§ **TASK PROMPT**
Render the part of the material that opens with the line containing "Detect and localize" and closes with the line containing "i-bet-sign: +: [1569, 958, 1591, 1000]" as a Markdown table with the columns Row and Entry, skipping blank lines and leaving out the pictures.

§ **DATA LINES**
--- start ---
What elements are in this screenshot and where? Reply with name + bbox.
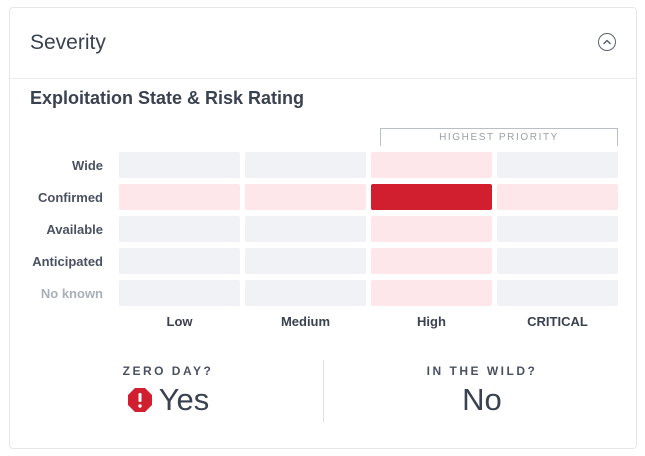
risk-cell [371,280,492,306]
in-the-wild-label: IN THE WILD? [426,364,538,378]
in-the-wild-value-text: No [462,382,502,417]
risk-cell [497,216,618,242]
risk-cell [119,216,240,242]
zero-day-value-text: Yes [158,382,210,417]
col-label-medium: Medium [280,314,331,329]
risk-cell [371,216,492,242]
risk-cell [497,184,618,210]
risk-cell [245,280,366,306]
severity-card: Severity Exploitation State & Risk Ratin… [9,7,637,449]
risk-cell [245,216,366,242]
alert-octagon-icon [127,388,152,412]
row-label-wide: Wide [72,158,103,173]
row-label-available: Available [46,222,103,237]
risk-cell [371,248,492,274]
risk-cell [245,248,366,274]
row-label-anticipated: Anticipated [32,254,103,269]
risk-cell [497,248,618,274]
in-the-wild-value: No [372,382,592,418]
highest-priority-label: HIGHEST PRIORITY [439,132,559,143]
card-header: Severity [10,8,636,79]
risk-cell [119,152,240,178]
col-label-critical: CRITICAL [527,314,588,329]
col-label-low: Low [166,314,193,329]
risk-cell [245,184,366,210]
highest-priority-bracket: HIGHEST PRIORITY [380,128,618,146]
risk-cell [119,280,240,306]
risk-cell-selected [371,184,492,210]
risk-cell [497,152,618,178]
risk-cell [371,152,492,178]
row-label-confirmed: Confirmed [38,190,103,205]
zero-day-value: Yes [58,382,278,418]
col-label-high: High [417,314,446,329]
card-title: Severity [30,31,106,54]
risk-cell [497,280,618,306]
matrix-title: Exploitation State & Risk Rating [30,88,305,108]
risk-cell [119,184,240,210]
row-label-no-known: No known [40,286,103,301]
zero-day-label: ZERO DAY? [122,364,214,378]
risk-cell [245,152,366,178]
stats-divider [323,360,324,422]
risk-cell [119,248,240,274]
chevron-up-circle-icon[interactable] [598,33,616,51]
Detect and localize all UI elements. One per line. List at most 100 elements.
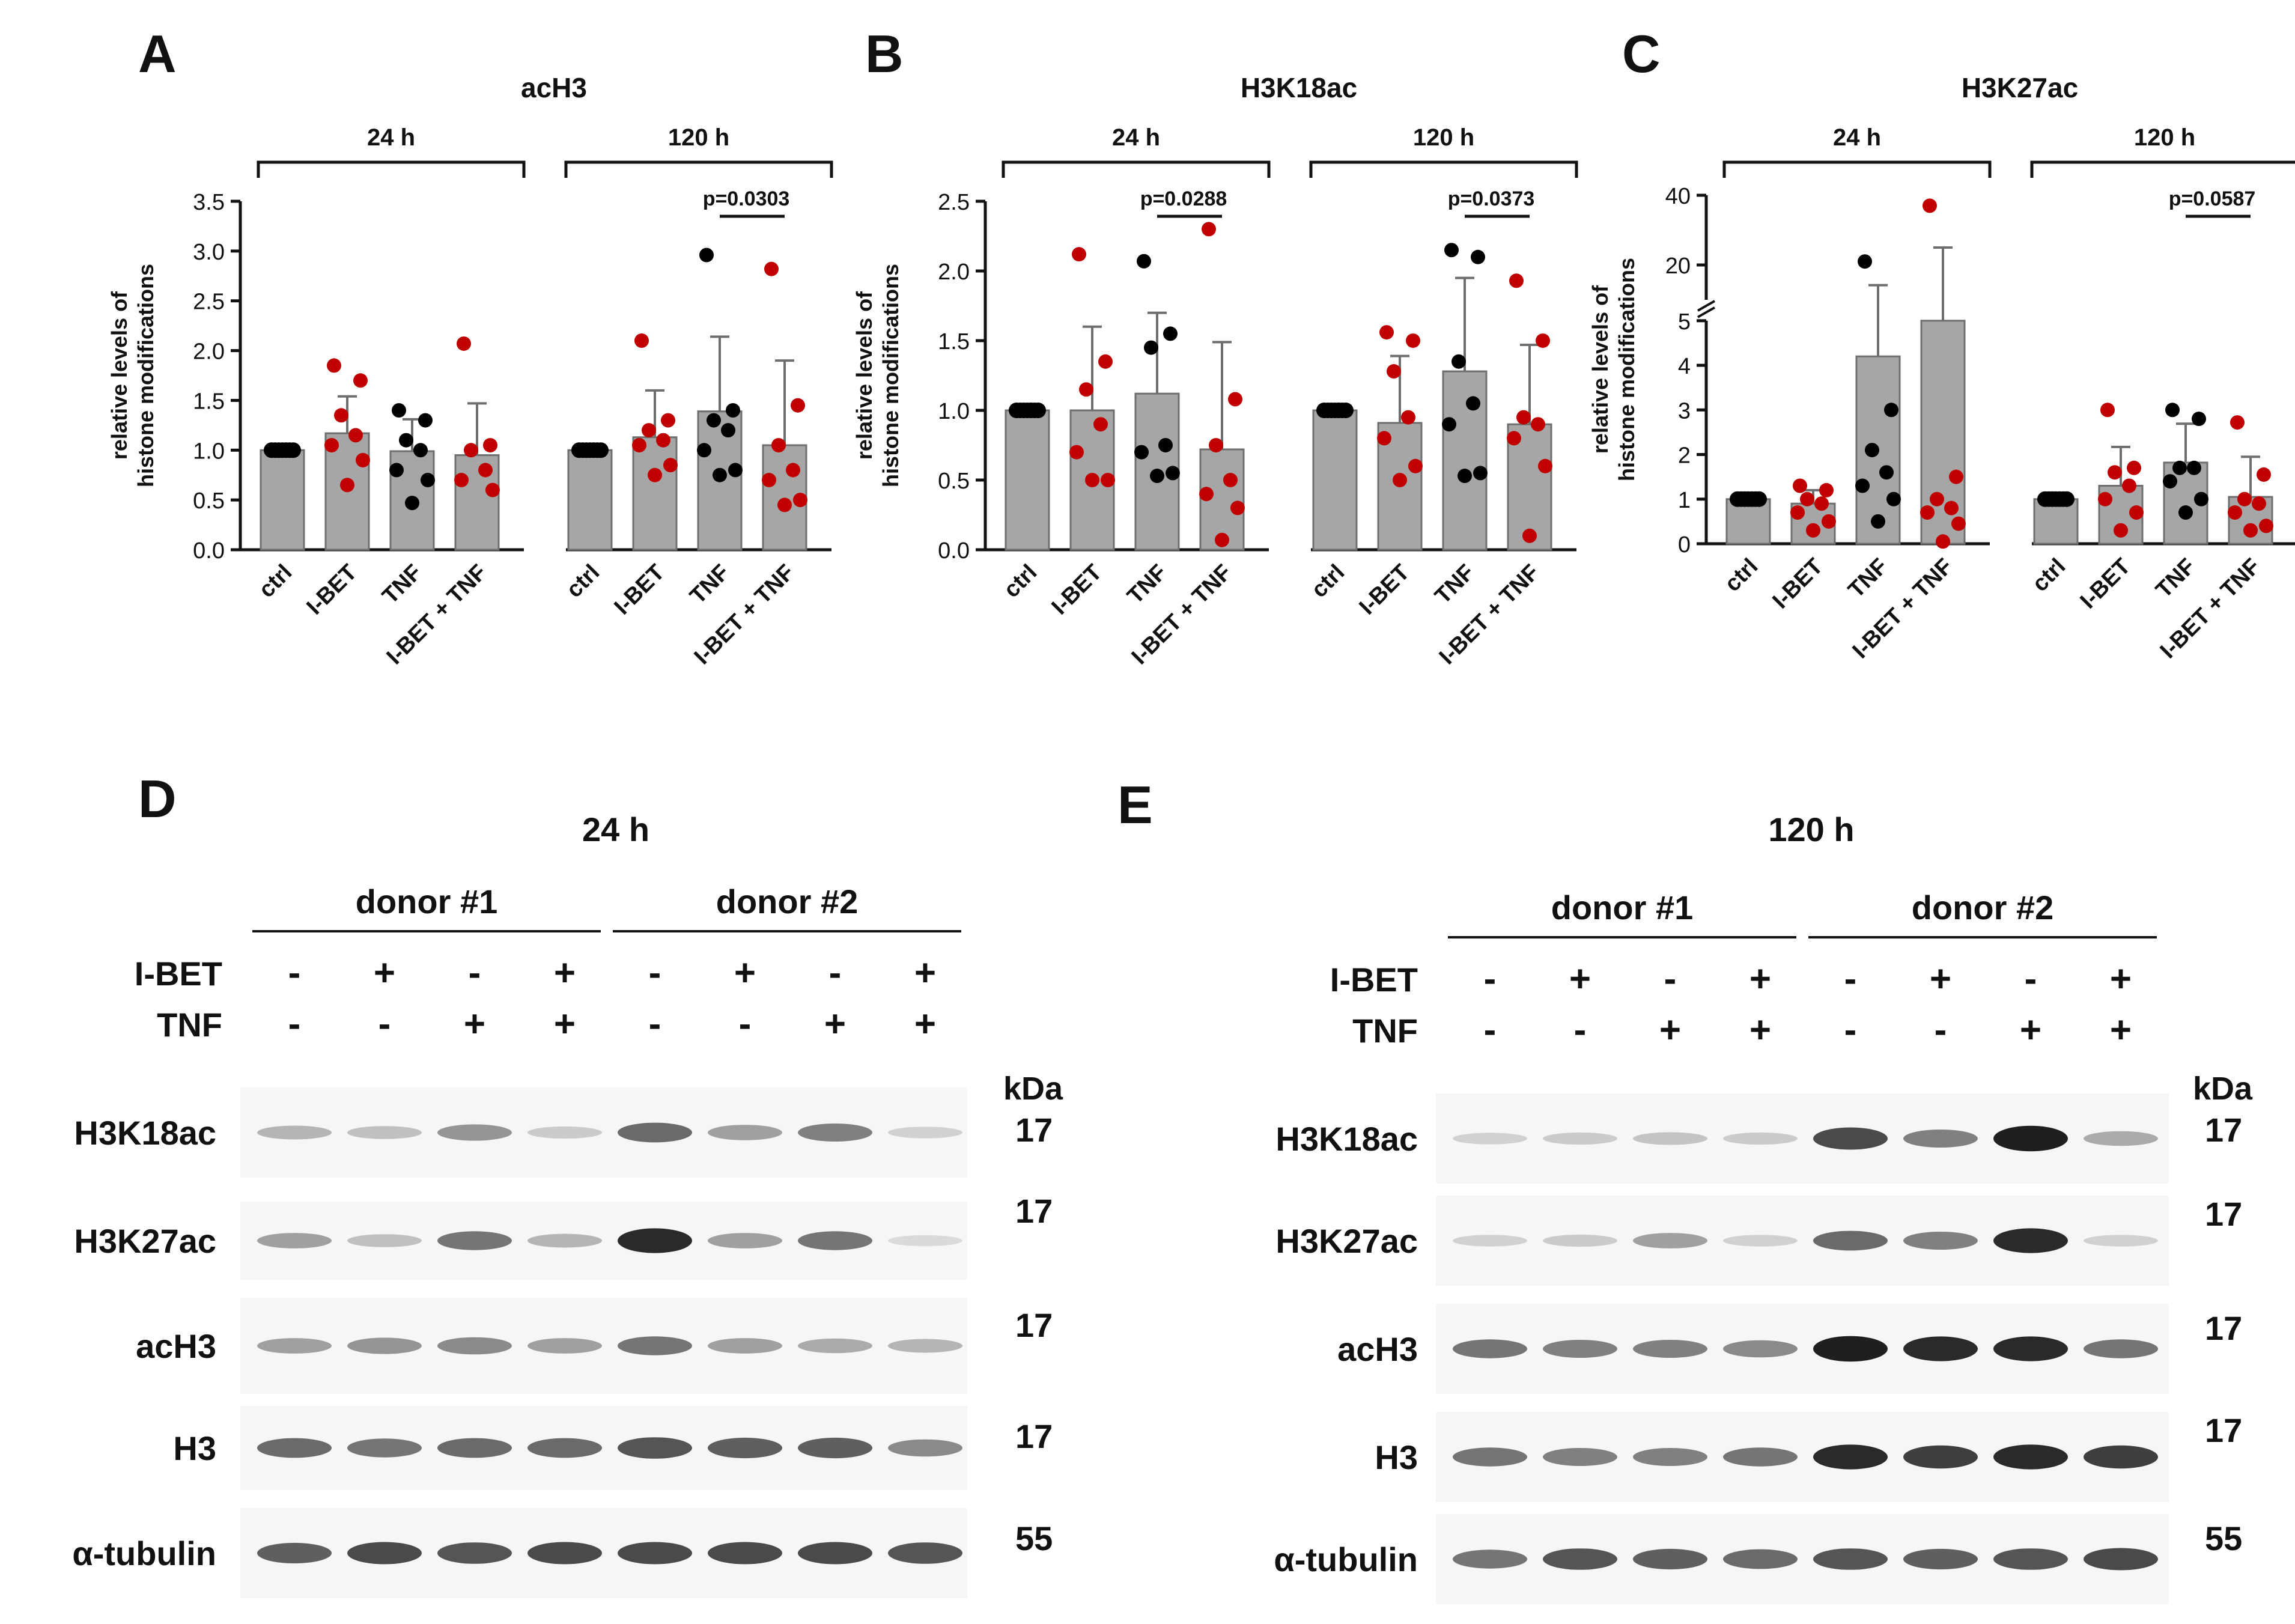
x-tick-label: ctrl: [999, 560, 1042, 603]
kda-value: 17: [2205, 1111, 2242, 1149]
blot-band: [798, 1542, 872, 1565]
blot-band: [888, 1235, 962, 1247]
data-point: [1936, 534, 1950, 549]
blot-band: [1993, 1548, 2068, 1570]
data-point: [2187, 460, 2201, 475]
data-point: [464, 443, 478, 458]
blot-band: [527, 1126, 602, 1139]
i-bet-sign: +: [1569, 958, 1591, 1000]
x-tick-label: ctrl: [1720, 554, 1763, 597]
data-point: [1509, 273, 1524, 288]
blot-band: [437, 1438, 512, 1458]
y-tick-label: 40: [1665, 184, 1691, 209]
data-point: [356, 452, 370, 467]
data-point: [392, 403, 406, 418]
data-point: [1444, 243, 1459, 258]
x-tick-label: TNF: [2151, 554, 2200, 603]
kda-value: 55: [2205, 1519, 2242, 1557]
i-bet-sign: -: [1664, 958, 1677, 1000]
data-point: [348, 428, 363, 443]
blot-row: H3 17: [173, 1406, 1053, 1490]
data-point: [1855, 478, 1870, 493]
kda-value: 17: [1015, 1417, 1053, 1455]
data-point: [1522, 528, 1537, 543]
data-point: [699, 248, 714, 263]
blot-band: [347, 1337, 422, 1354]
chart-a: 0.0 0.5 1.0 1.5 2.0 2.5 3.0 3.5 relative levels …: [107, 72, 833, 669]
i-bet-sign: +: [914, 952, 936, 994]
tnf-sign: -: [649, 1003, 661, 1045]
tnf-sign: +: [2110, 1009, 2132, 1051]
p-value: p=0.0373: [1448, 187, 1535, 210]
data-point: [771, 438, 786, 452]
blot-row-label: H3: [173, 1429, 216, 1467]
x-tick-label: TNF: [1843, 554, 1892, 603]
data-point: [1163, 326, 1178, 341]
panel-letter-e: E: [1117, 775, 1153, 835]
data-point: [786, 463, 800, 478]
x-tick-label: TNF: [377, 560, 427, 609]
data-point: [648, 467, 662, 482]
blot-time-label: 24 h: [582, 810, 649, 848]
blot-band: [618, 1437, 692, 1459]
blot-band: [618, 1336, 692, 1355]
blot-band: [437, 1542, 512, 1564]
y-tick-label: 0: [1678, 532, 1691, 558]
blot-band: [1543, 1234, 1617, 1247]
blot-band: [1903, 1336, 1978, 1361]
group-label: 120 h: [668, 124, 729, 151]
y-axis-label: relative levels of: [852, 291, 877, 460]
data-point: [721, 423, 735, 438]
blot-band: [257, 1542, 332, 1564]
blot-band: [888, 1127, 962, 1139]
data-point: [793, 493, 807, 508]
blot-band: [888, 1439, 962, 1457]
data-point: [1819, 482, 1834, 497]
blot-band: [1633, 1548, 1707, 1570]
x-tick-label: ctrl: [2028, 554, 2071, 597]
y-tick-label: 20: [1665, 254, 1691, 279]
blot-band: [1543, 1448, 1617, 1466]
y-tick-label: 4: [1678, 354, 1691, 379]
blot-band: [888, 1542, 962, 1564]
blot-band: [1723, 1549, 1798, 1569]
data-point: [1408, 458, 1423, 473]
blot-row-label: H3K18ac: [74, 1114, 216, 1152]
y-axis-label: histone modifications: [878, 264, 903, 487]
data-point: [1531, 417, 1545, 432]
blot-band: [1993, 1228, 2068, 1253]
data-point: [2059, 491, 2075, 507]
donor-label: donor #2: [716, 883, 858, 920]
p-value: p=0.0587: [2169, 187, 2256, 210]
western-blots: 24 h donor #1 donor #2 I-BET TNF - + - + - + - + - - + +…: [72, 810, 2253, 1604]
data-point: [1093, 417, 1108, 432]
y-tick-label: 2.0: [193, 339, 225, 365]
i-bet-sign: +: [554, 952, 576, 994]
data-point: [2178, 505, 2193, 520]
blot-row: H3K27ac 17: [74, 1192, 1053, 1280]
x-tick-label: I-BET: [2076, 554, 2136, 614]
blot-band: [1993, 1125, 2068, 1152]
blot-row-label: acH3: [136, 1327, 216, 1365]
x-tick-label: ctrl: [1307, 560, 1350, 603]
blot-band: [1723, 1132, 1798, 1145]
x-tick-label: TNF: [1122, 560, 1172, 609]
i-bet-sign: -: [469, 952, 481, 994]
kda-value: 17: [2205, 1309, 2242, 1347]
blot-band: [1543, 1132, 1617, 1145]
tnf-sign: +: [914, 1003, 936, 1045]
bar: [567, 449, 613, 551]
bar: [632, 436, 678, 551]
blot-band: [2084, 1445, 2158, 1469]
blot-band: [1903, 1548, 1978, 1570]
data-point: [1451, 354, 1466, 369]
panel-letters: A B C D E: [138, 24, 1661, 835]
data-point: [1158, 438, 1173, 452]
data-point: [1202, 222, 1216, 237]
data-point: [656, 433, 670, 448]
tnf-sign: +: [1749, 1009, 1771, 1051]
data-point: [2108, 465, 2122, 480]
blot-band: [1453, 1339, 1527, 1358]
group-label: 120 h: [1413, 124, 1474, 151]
--- end ---
--- start ---
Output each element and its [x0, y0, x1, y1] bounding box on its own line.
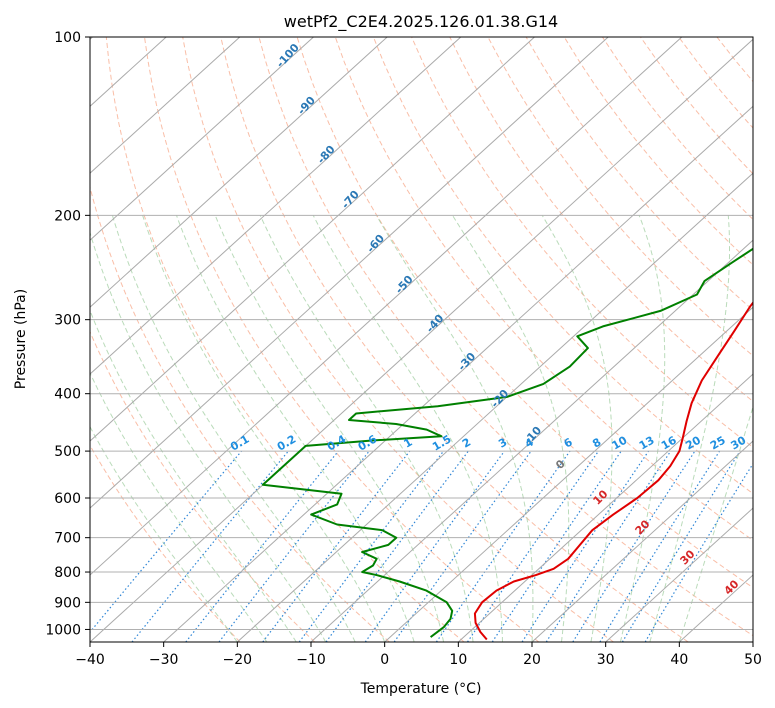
--- end ---
§ **ANSWER TO THIS TASK**
| Row | Entry |
|---|---|
| 1 | Detect and localize all UI elements. One per line. List at most 100 elements. |
| 2 | x-tick-label: ctrl: [999, 560, 1042, 603] |
| 3 | kda-value: 17: [2205, 1111, 2242, 1149] |
| 4 | blot-band: [798, 1542, 872, 1565] |
| 5 | blot-band: [888, 1235, 962, 1247] |
| 6 | data-point: [1936, 534, 1950, 549] |
| 7 | blot-band: [1993, 1548, 2068, 1570] |
| 8 | data-point: [2187, 460, 2201, 475] |
| 9 | data-point: [464, 443, 478, 458] |
| 10 | blot-band: [527, 1126, 602, 1139] |
| 11 | i-bet-sign: +: [1569, 958, 1591, 1000] |